* **GIVEN DATA**
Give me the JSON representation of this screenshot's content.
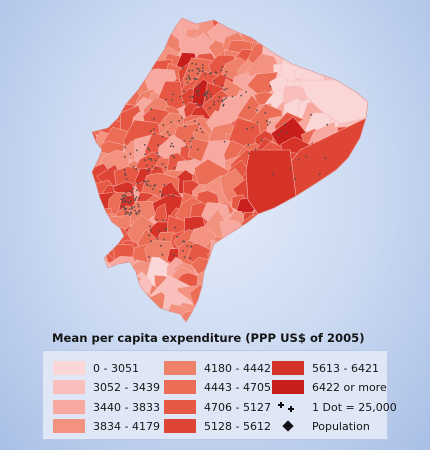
{
  "legend": {
    "title": "Mean per capita expenditure (PPP US$ of 2005)",
    "classes": [
      {
        "label": "0 - 3051",
        "color": "#fbd6d6"
      },
      {
        "label": "3052 - 3439",
        "color": "#f9bfbc"
      },
      {
        "label": "3440 - 3833",
        "color": "#f7a89f"
      },
      {
        "label": "3834 - 4179",
        "color": "#f3927f"
      },
      {
        "label": "4180 - 4442",
        "color": "#ef8069"
      },
      {
        "label": "4443 - 4705",
        "color": "#eb6d55"
      },
      {
        "label": "4706 - 5127",
        "color": "#e65844"
      },
      {
        "label": "5128 - 5612",
        "color": "#df4535"
      },
      {
        "label": "5613 - 6421",
        "color": "#d63328"
      },
      {
        "label": "6422 or more",
        "color": "#c81f1c"
      }
    ],
    "dot_note": "1 Dot = 25,000",
    "dot_symbol": "plus-dots-icon",
    "population_label": "Population",
    "population_symbol": "diamond-icon"
  },
  "map": {
    "region_colors": [
      "#fbd6d6",
      "#f9bfbc",
      "#f7a89f",
      "#f3927f",
      "#ef8069",
      "#eb6d55",
      "#e65844",
      "#df4535",
      "#d63328",
      "#c81f1c"
    ],
    "border_color": "#f6b8b3",
    "dot_color": "#5a4a4a"
  }
}
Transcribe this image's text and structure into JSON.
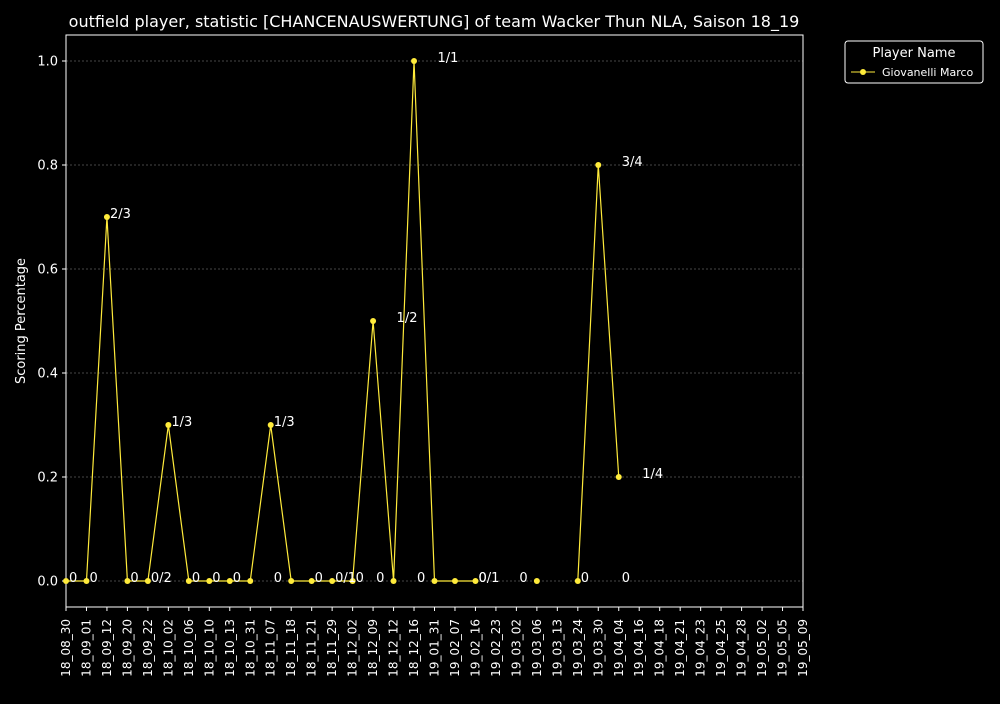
{
  "chart_data": {
    "type": "line",
    "title": "outfield player, statistic [CHANCENAUSWERTUNG] of team Wacker Thun NLA, Saison 18_19",
    "xlabel": "",
    "ylabel": "Scoring Percentage",
    "ylim": [
      -0.05,
      1.05
    ],
    "yticks": [
      "0.0",
      "0.2",
      "0.4",
      "0.6",
      "0.8",
      "1.0"
    ],
    "grid": true,
    "legend": {
      "title": "Player Name",
      "placement": "outside-top-right"
    },
    "categories": [
      "18_08_30",
      "18_09_01",
      "18_09_12",
      "18_09_20",
      "18_09_22",
      "18_10_02",
      "18_10_06",
      "18_10_10",
      "18_10_13",
      "18_10_31",
      "18_11_07",
      "18_11_18",
      "18_11_21",
      "18_11_29",
      "18_12_02",
      "18_12_09",
      "18_12_12",
      "18_12_16",
      "19_01_31",
      "19_02_07",
      "19_02_16",
      "19_02_23",
      "19_03_02",
      "19_03_06",
      "19_03_13",
      "19_03_24",
      "19_03_30",
      "19_04_04",
      "19_04_16",
      "19_04_18",
      "19_04_21",
      "19_04_23",
      "19_04_25",
      "19_04_28",
      "19_05_02",
      "19_05_05",
      "19_05_09"
    ],
    "series": [
      {
        "name": "Giovanelli Marco",
        "color": "#ffeb3b",
        "segments": [
          [
            [
              0,
              0
            ],
            [
              1,
              0
            ],
            [
              2,
              0.7
            ],
            [
              3,
              0
            ],
            [
              4,
              0
            ],
            [
              5,
              0.3
            ],
            [
              6,
              0
            ],
            [
              7,
              0
            ],
            [
              8,
              0
            ],
            [
              9,
              0
            ],
            [
              10,
              0.3
            ],
            [
              11,
              0
            ],
            [
              12,
              0
            ],
            [
              13,
              0
            ],
            [
              14,
              0
            ],
            [
              15,
              0.5
            ],
            [
              16,
              0
            ],
            [
              17,
              1.0
            ],
            [
              18,
              0
            ],
            [
              19,
              0
            ],
            [
              20,
              0
            ]
          ],
          [
            [
              23,
              0
            ]
          ],
          [
            [
              25,
              0
            ],
            [
              26,
              0.8
            ],
            [
              27,
              0.2
            ]
          ]
        ]
      }
    ],
    "annotations": [
      {
        "text": "0",
        "x": 0,
        "y": 0
      },
      {
        "text": "0",
        "x": 1,
        "y": 0
      },
      {
        "text": "2/3",
        "x": 2,
        "y": 0.7
      },
      {
        "text": "0",
        "x": 3,
        "y": 0
      },
      {
        "text": "0/2",
        "x": 4,
        "y": 0
      },
      {
        "text": "1/3",
        "x": 5,
        "y": 0.3
      },
      {
        "text": "0",
        "x": 6,
        "y": 0
      },
      {
        "text": "0",
        "x": 7,
        "y": 0
      },
      {
        "text": "0",
        "x": 8,
        "y": 0
      },
      {
        "text": "0",
        "x": 10,
        "y": 0
      },
      {
        "text": "1/3",
        "x": 10,
        "y": 0.3
      },
      {
        "text": "0",
        "x": 12,
        "y": 0
      },
      {
        "text": "0/1",
        "x": 13,
        "y": 0
      },
      {
        "text": "0",
        "x": 14,
        "y": 0
      },
      {
        "text": "0",
        "x": 15,
        "y": 0
      },
      {
        "text": "1/2",
        "x": 16,
        "y": 0.5
      },
      {
        "text": "0",
        "x": 17,
        "y": 0
      },
      {
        "text": "1/1",
        "x": 18,
        "y": 1.0
      },
      {
        "text": "0/1",
        "x": 20,
        "y": 0
      },
      {
        "text": "0",
        "x": 20,
        "y": 0
      },
      {
        "text": "0",
        "x": 22,
        "y": 0
      },
      {
        "text": "0",
        "x": 25,
        "y": 0
      },
      {
        "text": "3/4",
        "x": 27,
        "y": 0.8
      },
      {
        "text": "0",
        "x": 27,
        "y": 0
      },
      {
        "text": "1/4",
        "x": 28,
        "y": 0.2
      }
    ]
  }
}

* **WHAT IS REQUIRED**
Repeat everything in the records precisely. Images are excluded from the copy.

* **FULL ANSWER**
Give me the JSON representation of this screenshot's content.
{
  "legend": {
    "title": "Mean per capita expenditure (PPP US$ of 2005)",
    "classes": [
      {
        "label": "0 - 3051",
        "color": "#fbd6d6"
      },
      {
        "label": "3052 - 3439",
        "color": "#f9bfbc"
      },
      {
        "label": "3440 - 3833",
        "color": "#f7a89f"
      },
      {
        "label": "3834 - 4179",
        "color": "#f3927f"
      },
      {
        "label": "4180 - 4442",
        "color": "#ef8069"
      },
      {
        "label": "4443 - 4705",
        "color": "#eb6d55"
      },
      {
        "label": "4706 - 5127",
        "color": "#e65844"
      },
      {
        "label": "5128 - 5612",
        "color": "#df4535"
      },
      {
        "label": "5613 - 6421",
        "color": "#d63328"
      },
      {
        "label": "6422 or more",
        "color": "#c81f1c"
      }
    ],
    "dot_note": "1 Dot = 25,000",
    "dot_symbol": "plus-dots-icon",
    "population_label": "Population",
    "population_symbol": "diamond-icon"
  },
  "map": {
    "region_colors": [
      "#fbd6d6",
      "#f9bfbc",
      "#f7a89f",
      "#f3927f",
      "#ef8069",
      "#eb6d55",
      "#e65844",
      "#df4535",
      "#d63328",
      "#c81f1c"
    ],
    "border_color": "#f6b8b3",
    "dot_color": "#5a4a4a"
  }
}
Transcribe this image's text and structure into JSON.
{
  "chart_data": {
    "type": "line",
    "title": "outfield player, statistic [CHANCENAUSWERTUNG] of team Wacker Thun NLA, Saison 18_19",
    "xlabel": "",
    "ylabel": "Scoring Percentage",
    "ylim": [
      -0.05,
      1.05
    ],
    "yticks": [
      "0.0",
      "0.2",
      "0.4",
      "0.6",
      "0.8",
      "1.0"
    ],
    "grid": true,
    "legend": {
      "title": "Player Name",
      "placement": "outside-top-right"
    },
    "categories": [
      "18_08_30",
      "18_09_01",
      "18_09_12",
      "18_09_20",
      "18_09_22",
      "18_10_02",
      "18_10_06",
      "18_10_10",
      "18_10_13",
      "18_10_31",
      "18_11_07",
      "18_11_18",
      "18_11_21",
      "18_11_29",
      "18_12_02",
      "18_12_09",
      "18_12_12",
      "18_12_16",
      "19_01_31",
      "19_02_07",
      "19_02_16",
      "19_02_23",
      "19_03_02",
      "19_03_06",
      "19_03_13",
      "19_03_24",
      "19_03_30",
      "19_04_04",
      "19_04_16",
      "19_04_18",
      "19_04_21",
      "19_04_23",
      "19_04_25",
      "19_04_28",
      "19_05_02",
      "19_05_05",
      "19_05_09"
    ],
    "series": [
      {
        "name": "Giovanelli Marco",
        "color": "#ffeb3b",
        "segments": [
          [
            [
              0,
              0
            ],
            [
              1,
              0
            ],
            [
              2,
              0.7
            ],
            [
              3,
              0
            ],
            [
              4,
              0
            ],
            [
              5,
              0.3
            ],
            [
              6,
              0
            ],
            [
              7,
              0
            ],
            [
              8,
              0
            ],
            [
              9,
              0
            ],
            [
              10,
              0.3
            ],
            [
              11,
              0
            ],
            [
              12,
              0
            ],
            [
              13,
              0
            ],
            [
              14,
              0
            ],
            [
              15,
              0.5
            ],
            [
              16,
              0
            ],
            [
              17,
              1.0
            ],
            [
              18,
              0
            ],
            [
              19,
              0
            ],
            [
              20,
              0
            ]
          ],
          [
            [
              23,
              0
            ]
          ],
          [
            [
              25,
              0
            ],
            [
              26,
              0.8
            ],
            [
              27,
              0.2
            ]
          ]
        ]
      }
    ],
    "annotations": [
      {
        "text": "0",
        "x": 0,
        "y": 0
      },
      {
        "text": "0",
        "x": 1,
        "y": 0
      },
      {
        "text": "2/3",
        "x": 2,
        "y": 0.7
      },
      {
        "text": "0",
        "x": 3,
        "y": 0
      },
      {
        "text": "0/2",
        "x": 4,
        "y": 0
      },
      {
        "text": "1/3",
        "x": 5,
        "y": 0.3
      },
      {
        "text": "0",
        "x": 6,
        "y": 0
      },
      {
        "text": "0",
        "x": 7,
        "y": 0
      },
      {
        "text": "0",
        "x": 8,
        "y": 0
      },
      {
        "text": "0",
        "x": 10,
        "y": 0
      },
      {
        "text": "1/3",
        "x": 10,
        "y": 0.3
      },
      {
        "text": "0",
        "x": 12,
        "y": 0
      },
      {
        "text": "0/1",
        "x": 13,
        "y": 0
      },
      {
        "text": "0",
        "x": 14,
        "y": 0
      },
      {
        "text": "0",
        "x": 15,
        "y": 0
      },
      {
        "text": "1/2",
        "x": 16,
        "y": 0.5
      },
      {
        "text": "0",
        "x": 17,
        "y": 0
      },
      {
        "text": "1/1",
        "x": 18,
        "y": 1.0
      },
      {
        "text": "0/1",
        "x": 20,
        "y": 0
      },
      {
        "text": "0",
        "x": 20,
        "y": 0
      },
      {
        "text": "0",
        "x": 22,
        "y": 0
      },
      {
        "text": "0",
        "x": 25,
        "y": 0
      },
      {
        "text": "3/4",
        "x": 27,
        "y": 0.8
      },
      {
        "text": "0",
        "x": 27,
        "y": 0
      },
      {
        "text": "1/4",
        "x": 28,
        "y": 0.2
      }
    ]
  }
}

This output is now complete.